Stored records

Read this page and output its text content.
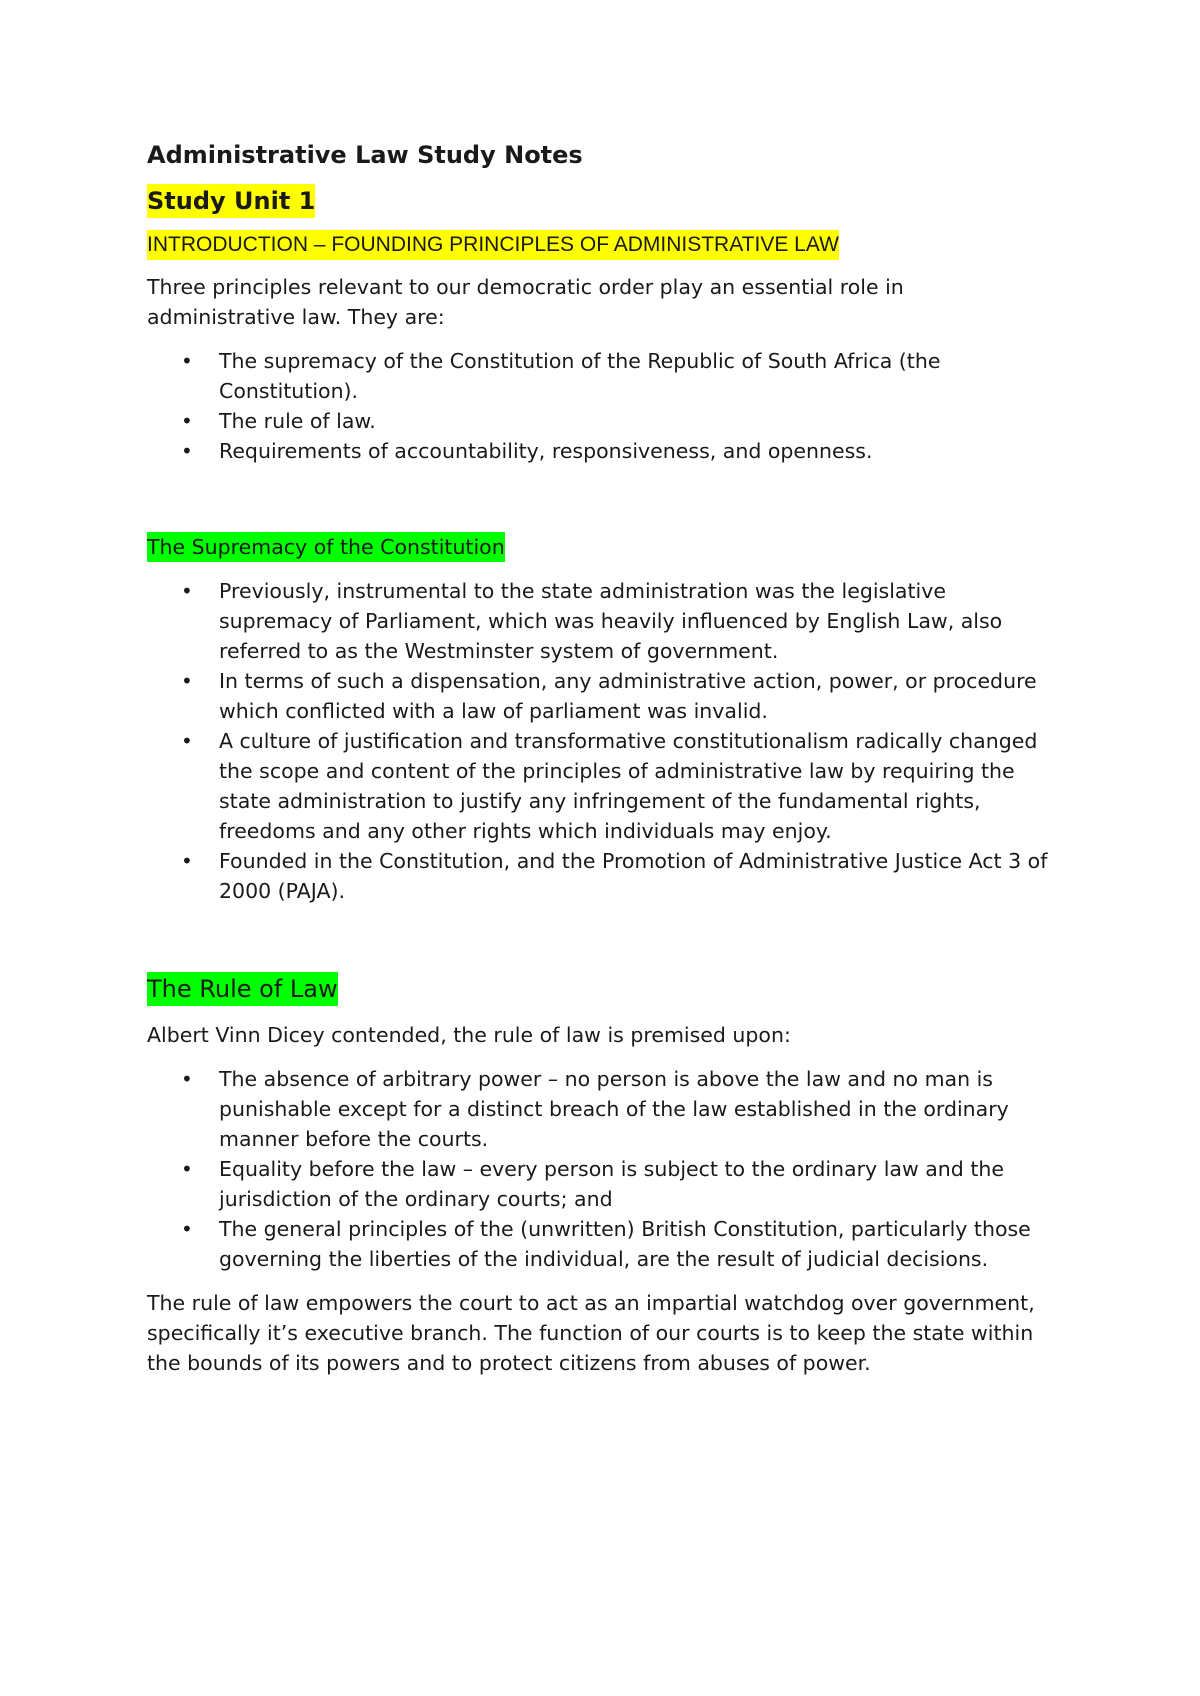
Administrative Law Study Notes
Study Unit 1
INTRODUCTION – FOUNDING PRINCIPLES OF ADMINISTRATIVE LAW

Three principles relevant to our democratic order play an essential role in administrative law. They are:

• The supremacy of the Constitution of the Republic of South Africa (the Constitution).
• The rule of law.
• Requirements of accountability, responsiveness, and openness.
The Supremacy of the Constitution
• Previously, instrumental to the state administration was the legislative supremacy of Parliament, which was heavily influenced by English Law, also referred to as the Westminster system of government.
• In terms of such a dispensation, any administrative action, power, or procedure which conflicted with a law of parliament was invalid.
• A culture of justification and transformative constitutionalism radically changed the scope and content of the principles of administrative law by requiring the state administration to justify any infringement of the fundamental rights, freedoms and any other rights which individuals may enjoy.
• Founded in the Constitution, and the Promotion of Administrative Justice Act 3 of 2000 (PAJA).
The Rule of Law

Albert Vinn Dicey contended, the rule of law is premised upon:

• The absence of arbitrary power – no person is above the law and no man is punishable except for a distinct breach of the law established in the ordinary manner before the courts.
• Equality before the law – every person is subject to the ordinary law and the jurisdiction of the ordinary courts; and
• The general principles of the (unwritten) British Constitution, particularly those governing the liberties of the individual, are the result of judicial decisions.

The rule of law empowers the court to act as an impartial watchdog over government, specifically it’s executive branch. The function of our courts is to keep the state within the bounds of its powers and to protect citizens from abuses of power.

SET PROBLEM: How many of the lines above contain the string "Study"? Give the number only.

THE RESULT: 2